> _EXERCISE GOAL_
Return each line of the data below verbatim; pictures are to be left out.

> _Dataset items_
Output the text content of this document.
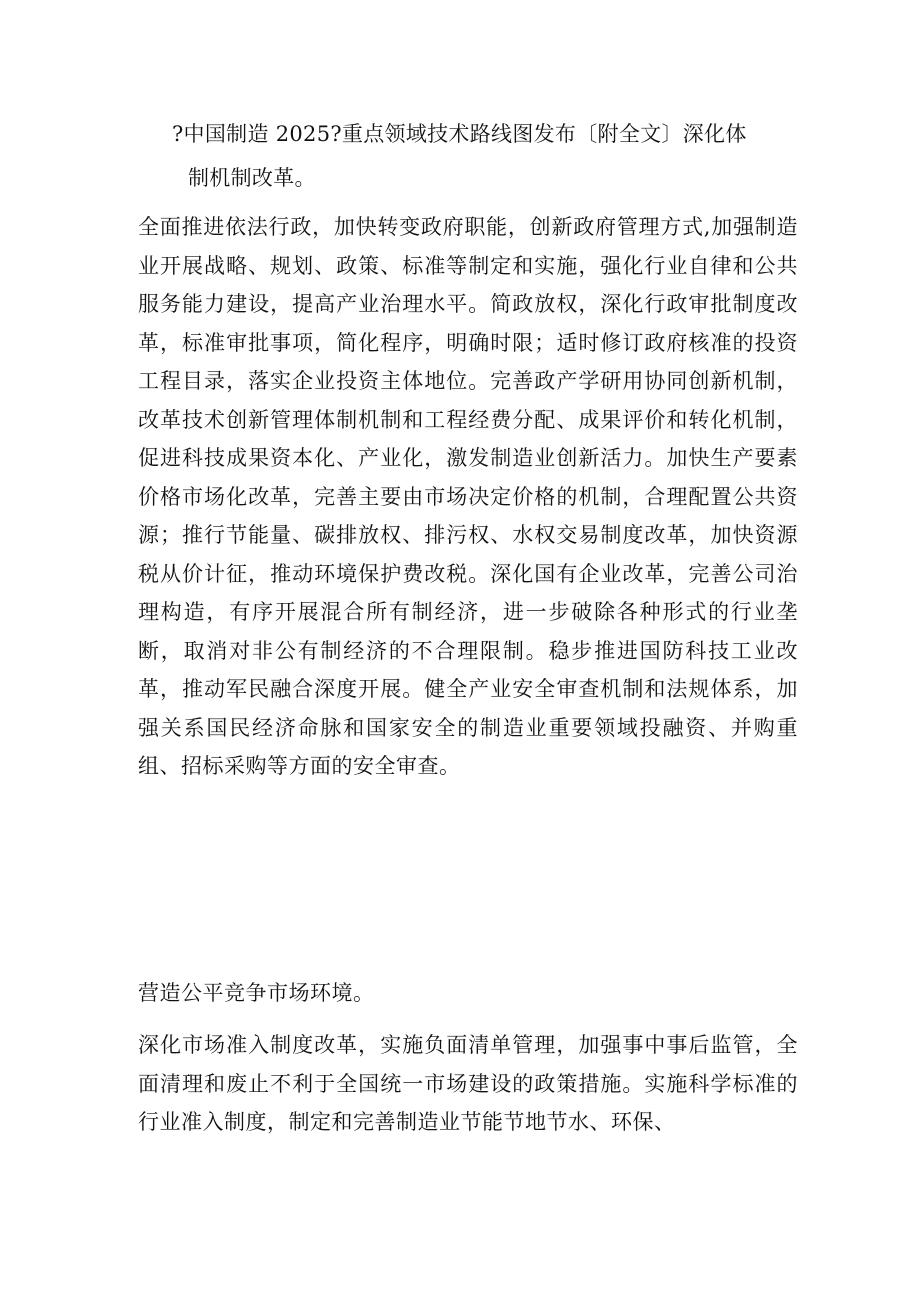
?中国制造 2025?重点领域技术路线图发布〔附全文〕深化体
制机制改革。

全面推进依法行政，加快转变政府职能，创新政府管理方式,加强制造业开展战略、规划、政策、标准等制定和实施，强化行业自律和公共服务能力建设，提高产业治理水平。简政放权，深化行政审批制度改革，标准审批事项，简化程序，明确时限；适时修订政府核准的投资工程目录，落实企业投资主体地位。完善政产学研用协同创新机制，改革技术创新管理体制机制和工程经费分配、成果评价和转化机制，促进科技成果资本化、产业化，激发制造业创新活力。加快生产要素价格市场化改革，完善主要由市场决定价格的机制，合理配置公共资源；推行节能量、碳排放权、排污权、水权交易制度改革，加快资源税从价计征，推动环境保护费改税。深化国有企业改革，完善公司治理构造，有序开展混合所有制经济，进一步破除各种形式的行业垄断，取消对非公有制经济的不合理限制。稳步推进国防科技工业改革，推动军民融合深度开展。健全产业安全审查机制和法规体系，加强关系国民经济命脉和国家安全的制造业重要领域投融资、并购重组、招标采购等方面的安全审查。

营造公平竞争市场环境。

深化市场准入制度改革，实施负面清单管理，加强事中事后监管，全面清理和废止不利于全国统一市场建设的政策措施。实施科学标准的行业准入制度，制定和完善制造业节能节地节水、环保、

> _EXERCISE RESULT_
Output the text content of this document.
?中国制造 2025?重点领域技术路线图发布〔附全文〕深化体
制机制改革。

全面推进依法行政，加快转变政府职能，创新政府管理方式,加强制造业开展战略、规划、政策、标准等制定和实施，强化行业自律和公共服务能力建设，提高产业治理水平。简政放权，深化行政审批制度改革，标准审批事项，简化程序，明确时限；适时修订政府核准的投资工程目录，落实企业投资主体地位。完善政产学研用协同创新机制，改革技术创新管理体制机制和工程经费分配、成果评价和转化机制，促进科技成果资本化、产业化，激发制造业创新活力。加快生产要素价格市场化改革，完善主要由市场决定价格的机制，合理配置公共资源；推行节能量、碳排放权、排污权、水权交易制度改革，加快资源税从价计征，推动环境保护费改税。深化国有企业改革，完善公司治理构造，有序开展混合所有制经济，进一步破除各种形式的行业垄断，取消对非公有制经济的不合理限制。稳步推进国防科技工业改革，推动军民融合深度开展。健全产业安全审查机制和法规体系，加强关系国民经济命脉和国家安全的制造业重要领域投融资、并购重组、招标采购等方面的安全审查。

营造公平竞争市场环境。

深化市场准入制度改革，实施负面清单管理，加强事中事后监管，全面清理和废止不利于全国统一市场建设的政策措施。实施科学标准的行业准入制度，制定和完善制造业节能节地节水、环保、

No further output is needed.